====== DATA LISTING

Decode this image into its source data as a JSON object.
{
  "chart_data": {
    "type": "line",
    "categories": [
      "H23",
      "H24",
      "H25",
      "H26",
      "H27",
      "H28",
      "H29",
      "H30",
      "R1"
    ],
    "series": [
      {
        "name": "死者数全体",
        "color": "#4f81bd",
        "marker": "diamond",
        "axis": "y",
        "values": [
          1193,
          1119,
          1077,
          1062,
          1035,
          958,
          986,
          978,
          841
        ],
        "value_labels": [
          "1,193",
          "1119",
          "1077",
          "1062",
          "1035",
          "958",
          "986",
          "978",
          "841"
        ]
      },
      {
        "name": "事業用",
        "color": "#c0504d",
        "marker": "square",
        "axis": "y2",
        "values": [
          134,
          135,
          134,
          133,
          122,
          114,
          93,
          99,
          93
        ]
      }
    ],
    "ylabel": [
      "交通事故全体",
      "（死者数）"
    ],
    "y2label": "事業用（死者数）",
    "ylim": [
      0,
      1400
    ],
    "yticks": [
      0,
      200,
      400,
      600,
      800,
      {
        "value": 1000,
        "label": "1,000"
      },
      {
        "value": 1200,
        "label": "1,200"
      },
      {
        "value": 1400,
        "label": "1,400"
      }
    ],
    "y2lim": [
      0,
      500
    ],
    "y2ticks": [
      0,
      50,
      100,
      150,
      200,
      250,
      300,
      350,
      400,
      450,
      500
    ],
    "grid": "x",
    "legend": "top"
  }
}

============

> **OBJECTIVE**: Go through the records and print each one exactly.

> **RESULT FOR THIS EXERCISE**:
Decode this image into its source data as a JSON object.
{
  "chart_data": {
    "type": "line",
    "categories": [
      "H23",
      "H24",
      "H25",
      "H26",
      "H27",
      "H28",
      "H29",
      "H30",
      "R1"
    ],
    "series": [
      {
        "name": "死者数全体",
        "color": "#4f81bd",
        "marker": "diamond",
        "axis": "y",
        "values": [
          1193,
          1119,
          1077,
          1062,
          1035,
          958,
          986,
          978,
          841
        ],
        "value_labels": [
          "1,193",
          "1119",
          "1077",
          "1062",
          "1035",
          "958",
          "986",
          "978",
          "841"
        ]
      },
      {
        "name": "事業用",
        "color": "#c0504d",
        "marker": "square",
        "axis": "y2",
        "values": [
          134,
          135,
          134,
          133,
          122,
          114,
          93,
          99,
          93
        ]
      }
    ],
    "ylabel": [
      "交通事故全体",
      "（死者数）"
    ],
    "y2label": "事業用（死者数）",
    "ylim": [
      0,
      1400
    ],
    "yticks": [
      0,
      200,
      400,
      600,
      800,
      {
        "value": 1000,
        "label": "1,000"
      },
      {
        "value": 1200,
        "label": "1,200"
      },
      {
        "value": 1400,
        "label": "1,400"
      }
    ],
    "y2lim": [
      0,
      500
    ],
    "y2ticks": [
      0,
      50,
      100,
      150,
      200,
      250,
      300,
      350,
      400,
      450,
      500
    ],
    "grid": "x",
    "legend": "top"
  }
}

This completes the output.